**Exercise instructions:**
Pick every line with "ratio" from the material below.

**Provided data:**
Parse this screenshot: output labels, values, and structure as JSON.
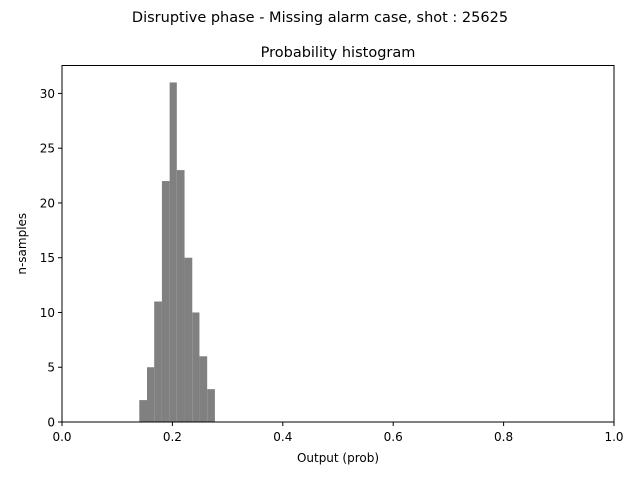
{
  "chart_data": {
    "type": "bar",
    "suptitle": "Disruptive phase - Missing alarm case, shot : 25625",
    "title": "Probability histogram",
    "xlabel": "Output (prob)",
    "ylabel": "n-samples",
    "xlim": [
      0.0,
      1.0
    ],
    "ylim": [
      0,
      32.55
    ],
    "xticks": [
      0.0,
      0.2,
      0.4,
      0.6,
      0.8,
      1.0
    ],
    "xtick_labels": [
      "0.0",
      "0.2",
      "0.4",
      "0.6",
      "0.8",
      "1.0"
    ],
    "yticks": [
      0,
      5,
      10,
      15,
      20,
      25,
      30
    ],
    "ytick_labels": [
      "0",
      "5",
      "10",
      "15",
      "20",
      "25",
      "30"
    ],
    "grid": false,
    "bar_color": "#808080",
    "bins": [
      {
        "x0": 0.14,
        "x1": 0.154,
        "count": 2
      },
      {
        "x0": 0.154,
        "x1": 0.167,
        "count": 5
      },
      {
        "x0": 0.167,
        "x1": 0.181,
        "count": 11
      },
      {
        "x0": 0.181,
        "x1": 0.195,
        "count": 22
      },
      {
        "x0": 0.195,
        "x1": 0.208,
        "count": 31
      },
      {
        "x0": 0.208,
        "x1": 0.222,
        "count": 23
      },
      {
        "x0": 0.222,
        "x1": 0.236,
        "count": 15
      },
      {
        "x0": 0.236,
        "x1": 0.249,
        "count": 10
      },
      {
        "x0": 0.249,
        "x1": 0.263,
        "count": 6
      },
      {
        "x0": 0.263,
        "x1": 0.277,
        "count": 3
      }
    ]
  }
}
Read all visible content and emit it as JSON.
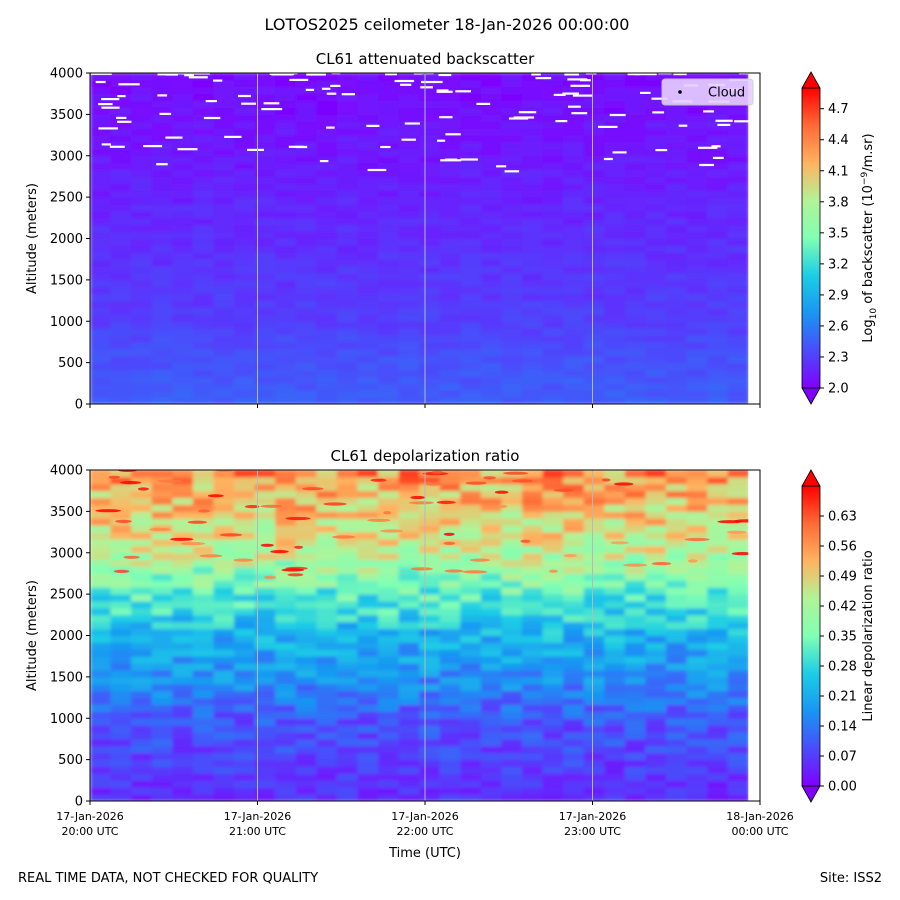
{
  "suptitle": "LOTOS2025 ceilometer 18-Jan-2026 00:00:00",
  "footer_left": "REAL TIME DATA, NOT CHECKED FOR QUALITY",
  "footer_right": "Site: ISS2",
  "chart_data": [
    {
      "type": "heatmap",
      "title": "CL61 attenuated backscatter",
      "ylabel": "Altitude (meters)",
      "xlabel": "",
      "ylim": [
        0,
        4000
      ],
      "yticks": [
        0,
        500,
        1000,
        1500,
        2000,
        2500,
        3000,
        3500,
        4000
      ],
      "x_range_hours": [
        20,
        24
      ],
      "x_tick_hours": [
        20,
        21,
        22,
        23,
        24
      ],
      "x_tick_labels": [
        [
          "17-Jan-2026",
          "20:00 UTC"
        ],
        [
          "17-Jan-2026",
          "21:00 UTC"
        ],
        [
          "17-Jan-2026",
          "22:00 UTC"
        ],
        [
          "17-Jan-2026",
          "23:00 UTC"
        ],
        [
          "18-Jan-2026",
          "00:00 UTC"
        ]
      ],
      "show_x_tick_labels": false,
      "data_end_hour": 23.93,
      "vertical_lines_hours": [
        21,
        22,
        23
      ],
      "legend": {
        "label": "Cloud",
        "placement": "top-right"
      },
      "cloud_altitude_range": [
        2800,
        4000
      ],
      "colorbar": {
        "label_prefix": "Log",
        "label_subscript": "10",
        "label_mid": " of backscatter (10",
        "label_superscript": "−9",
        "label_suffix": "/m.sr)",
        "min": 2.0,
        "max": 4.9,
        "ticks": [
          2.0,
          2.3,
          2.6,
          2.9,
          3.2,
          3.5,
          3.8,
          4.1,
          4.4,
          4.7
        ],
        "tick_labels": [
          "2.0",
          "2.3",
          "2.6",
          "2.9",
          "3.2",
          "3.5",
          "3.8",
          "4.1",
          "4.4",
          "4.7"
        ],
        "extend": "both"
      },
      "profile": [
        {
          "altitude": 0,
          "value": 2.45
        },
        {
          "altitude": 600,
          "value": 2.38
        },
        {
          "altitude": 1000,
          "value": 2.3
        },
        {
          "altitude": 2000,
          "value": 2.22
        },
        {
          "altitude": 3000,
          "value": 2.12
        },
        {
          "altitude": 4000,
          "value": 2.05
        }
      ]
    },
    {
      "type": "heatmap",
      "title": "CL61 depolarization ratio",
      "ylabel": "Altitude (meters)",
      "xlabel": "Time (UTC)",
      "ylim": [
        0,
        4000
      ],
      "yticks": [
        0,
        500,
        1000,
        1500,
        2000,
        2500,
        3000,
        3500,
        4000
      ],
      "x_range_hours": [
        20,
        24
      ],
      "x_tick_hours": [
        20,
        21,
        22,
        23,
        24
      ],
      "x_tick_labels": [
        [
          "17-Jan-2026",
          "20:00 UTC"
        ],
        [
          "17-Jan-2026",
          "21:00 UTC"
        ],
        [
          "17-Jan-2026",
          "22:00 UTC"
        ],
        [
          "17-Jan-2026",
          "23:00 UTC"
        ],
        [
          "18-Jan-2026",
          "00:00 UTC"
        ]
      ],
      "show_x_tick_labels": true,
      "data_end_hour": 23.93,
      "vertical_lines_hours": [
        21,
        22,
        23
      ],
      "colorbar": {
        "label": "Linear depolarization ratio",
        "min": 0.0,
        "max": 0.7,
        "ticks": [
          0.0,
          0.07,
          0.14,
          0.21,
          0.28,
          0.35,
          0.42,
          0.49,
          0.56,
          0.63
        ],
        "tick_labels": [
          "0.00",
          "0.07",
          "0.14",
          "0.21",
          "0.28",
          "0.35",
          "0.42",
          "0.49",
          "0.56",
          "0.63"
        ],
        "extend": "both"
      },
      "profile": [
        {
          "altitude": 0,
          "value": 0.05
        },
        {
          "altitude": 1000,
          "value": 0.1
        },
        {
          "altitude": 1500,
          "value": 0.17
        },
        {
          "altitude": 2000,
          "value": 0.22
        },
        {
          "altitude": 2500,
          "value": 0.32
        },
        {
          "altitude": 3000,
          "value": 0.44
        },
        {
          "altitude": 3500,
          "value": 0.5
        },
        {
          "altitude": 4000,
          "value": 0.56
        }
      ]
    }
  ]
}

**Solution to the problem:**
      "title": "CL61 depolarization ratio",
        "label": "Linear depolarization ratio",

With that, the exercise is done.